- _TASK_:
Identify all lines below that hold "ປະຊາທ" and collect them.

- _RECORDS PROVIDED_:
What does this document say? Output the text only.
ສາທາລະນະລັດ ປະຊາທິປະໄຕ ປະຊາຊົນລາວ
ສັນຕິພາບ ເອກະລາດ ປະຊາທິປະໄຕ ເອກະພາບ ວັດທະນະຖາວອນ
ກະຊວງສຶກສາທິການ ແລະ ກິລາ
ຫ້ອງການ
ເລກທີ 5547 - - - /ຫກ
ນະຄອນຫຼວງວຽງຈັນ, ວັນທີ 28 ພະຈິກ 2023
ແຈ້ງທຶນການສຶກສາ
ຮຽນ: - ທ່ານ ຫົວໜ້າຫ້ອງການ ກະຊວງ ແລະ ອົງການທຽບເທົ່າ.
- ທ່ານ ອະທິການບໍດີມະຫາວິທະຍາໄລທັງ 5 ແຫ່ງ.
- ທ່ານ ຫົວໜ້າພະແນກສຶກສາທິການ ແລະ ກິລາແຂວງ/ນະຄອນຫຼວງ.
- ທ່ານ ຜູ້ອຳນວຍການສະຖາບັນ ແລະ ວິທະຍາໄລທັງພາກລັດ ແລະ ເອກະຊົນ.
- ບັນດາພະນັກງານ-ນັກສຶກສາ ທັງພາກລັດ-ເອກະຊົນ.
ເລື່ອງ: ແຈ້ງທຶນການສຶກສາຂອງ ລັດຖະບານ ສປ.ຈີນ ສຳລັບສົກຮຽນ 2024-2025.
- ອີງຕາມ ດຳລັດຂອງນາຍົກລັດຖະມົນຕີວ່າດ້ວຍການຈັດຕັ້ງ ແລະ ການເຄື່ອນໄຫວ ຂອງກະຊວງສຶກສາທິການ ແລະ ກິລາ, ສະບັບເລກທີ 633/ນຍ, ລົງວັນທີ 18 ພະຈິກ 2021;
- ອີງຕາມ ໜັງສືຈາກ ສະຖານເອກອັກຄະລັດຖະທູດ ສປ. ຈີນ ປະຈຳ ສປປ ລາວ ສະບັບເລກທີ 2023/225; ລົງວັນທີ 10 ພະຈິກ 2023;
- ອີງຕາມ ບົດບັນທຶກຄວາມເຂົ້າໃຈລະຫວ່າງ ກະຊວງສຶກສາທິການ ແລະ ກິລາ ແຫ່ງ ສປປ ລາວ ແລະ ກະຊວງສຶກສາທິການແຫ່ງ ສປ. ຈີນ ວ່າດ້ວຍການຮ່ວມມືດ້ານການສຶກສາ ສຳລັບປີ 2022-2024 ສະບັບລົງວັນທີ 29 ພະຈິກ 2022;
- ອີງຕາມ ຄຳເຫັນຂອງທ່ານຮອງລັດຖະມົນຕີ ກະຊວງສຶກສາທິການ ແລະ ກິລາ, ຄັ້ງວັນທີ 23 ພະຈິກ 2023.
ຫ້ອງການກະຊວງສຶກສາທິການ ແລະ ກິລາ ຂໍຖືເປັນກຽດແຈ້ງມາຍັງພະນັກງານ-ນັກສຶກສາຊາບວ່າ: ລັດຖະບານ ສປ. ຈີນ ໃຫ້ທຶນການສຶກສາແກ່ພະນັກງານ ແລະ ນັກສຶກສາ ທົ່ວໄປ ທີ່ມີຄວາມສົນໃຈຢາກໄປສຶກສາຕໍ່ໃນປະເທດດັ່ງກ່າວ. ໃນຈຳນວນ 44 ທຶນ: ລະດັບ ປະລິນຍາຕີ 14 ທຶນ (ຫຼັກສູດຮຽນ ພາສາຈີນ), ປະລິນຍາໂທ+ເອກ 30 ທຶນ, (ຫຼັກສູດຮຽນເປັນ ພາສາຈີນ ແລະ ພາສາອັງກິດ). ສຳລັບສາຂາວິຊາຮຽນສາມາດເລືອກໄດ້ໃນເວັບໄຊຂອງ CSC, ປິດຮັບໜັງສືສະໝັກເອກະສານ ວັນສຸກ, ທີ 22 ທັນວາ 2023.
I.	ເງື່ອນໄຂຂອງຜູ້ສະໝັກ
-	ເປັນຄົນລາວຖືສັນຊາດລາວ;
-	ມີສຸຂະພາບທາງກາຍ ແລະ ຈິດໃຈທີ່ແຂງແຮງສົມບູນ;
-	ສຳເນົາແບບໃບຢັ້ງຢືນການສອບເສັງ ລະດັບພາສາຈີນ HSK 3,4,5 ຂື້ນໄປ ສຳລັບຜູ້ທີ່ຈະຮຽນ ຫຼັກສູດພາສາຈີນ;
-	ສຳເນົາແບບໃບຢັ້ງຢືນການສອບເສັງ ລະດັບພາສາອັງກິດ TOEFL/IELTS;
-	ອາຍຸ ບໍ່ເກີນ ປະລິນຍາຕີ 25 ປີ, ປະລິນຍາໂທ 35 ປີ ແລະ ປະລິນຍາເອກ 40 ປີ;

--

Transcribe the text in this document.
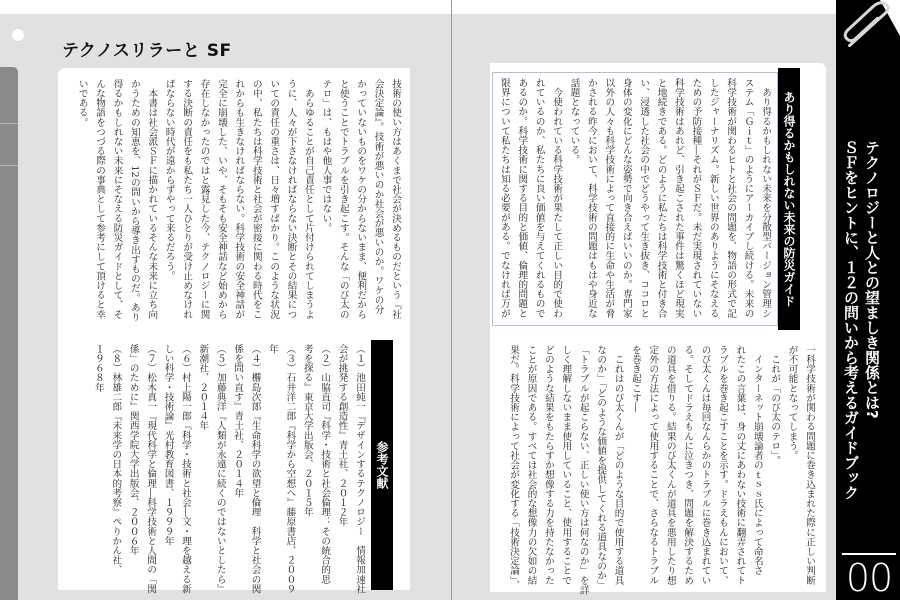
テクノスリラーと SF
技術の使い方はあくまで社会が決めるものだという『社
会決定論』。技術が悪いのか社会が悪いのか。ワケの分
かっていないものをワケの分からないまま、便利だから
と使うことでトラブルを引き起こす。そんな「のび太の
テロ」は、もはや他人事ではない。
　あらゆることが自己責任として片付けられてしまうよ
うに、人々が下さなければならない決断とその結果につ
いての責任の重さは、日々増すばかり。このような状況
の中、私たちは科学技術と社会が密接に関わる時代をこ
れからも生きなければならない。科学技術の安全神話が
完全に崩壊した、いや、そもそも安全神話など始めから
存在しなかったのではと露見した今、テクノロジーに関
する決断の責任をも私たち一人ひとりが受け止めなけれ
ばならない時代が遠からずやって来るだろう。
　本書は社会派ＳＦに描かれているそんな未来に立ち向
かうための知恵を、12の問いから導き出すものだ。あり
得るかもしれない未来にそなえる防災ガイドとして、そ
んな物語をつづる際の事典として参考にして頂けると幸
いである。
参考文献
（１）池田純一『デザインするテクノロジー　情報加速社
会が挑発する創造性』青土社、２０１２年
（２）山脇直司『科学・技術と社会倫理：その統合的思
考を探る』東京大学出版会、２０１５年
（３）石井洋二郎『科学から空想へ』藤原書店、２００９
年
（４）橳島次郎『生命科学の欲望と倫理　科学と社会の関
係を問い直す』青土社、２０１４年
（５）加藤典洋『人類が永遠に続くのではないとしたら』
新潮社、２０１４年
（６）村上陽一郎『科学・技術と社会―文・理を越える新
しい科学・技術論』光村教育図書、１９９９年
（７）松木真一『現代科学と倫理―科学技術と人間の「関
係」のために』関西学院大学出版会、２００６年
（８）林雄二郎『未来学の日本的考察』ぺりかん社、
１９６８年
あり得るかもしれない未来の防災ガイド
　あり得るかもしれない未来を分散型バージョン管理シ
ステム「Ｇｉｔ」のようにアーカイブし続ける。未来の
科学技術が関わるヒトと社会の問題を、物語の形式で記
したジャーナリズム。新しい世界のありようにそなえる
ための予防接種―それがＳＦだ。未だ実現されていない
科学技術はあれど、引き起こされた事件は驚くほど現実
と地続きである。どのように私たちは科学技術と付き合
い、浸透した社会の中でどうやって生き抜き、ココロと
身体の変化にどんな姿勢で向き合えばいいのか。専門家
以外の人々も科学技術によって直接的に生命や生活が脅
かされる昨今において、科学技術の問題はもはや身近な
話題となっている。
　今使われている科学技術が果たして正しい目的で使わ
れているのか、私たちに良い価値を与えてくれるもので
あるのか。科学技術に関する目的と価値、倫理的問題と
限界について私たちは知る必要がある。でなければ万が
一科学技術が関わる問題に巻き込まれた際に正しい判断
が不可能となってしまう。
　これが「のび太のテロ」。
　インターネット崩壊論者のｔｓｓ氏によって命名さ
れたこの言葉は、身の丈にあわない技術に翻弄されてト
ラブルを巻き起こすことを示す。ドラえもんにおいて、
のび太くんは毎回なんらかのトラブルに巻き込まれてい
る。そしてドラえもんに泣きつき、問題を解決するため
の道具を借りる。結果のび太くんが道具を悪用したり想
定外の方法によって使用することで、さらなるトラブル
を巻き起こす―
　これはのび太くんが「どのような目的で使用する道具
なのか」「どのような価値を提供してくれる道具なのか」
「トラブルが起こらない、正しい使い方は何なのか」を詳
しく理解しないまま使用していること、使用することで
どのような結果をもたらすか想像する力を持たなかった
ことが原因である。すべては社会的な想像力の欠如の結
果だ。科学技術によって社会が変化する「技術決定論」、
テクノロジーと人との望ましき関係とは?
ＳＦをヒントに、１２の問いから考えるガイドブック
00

* * *

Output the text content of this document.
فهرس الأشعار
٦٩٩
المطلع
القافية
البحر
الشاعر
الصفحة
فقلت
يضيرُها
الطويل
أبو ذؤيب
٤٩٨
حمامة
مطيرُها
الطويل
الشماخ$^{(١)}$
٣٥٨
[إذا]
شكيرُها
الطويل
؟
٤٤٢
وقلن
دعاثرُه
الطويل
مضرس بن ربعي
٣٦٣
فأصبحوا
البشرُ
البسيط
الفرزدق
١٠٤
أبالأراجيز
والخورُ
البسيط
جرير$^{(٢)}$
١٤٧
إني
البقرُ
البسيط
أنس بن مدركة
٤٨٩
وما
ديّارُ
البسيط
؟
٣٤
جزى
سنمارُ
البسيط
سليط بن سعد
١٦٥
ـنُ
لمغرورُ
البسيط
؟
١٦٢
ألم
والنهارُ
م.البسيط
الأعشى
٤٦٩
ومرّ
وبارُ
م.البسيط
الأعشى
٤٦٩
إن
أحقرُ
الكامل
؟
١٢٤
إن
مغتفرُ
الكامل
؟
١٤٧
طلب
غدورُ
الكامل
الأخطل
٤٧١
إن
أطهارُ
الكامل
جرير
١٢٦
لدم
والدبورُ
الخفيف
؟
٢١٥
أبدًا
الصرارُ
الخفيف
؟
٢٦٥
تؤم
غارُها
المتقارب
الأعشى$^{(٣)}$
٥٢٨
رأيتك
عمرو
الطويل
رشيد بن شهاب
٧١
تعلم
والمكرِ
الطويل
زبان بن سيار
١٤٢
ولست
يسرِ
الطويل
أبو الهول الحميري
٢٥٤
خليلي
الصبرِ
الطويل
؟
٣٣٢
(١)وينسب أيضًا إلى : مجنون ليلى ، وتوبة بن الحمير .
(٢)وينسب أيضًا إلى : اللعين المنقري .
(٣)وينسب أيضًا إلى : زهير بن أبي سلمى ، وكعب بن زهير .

- _RIGHT ANSWER_:
ສາທາລະນະລັດ ປະຊາທິປະໄຕ ປະຊາຊົນລາວ
ສັນຕິພາບ ເອກະລາດ ປະຊາທິປະໄຕ ເອກະພາບ ວັດທະນະຖາວອນ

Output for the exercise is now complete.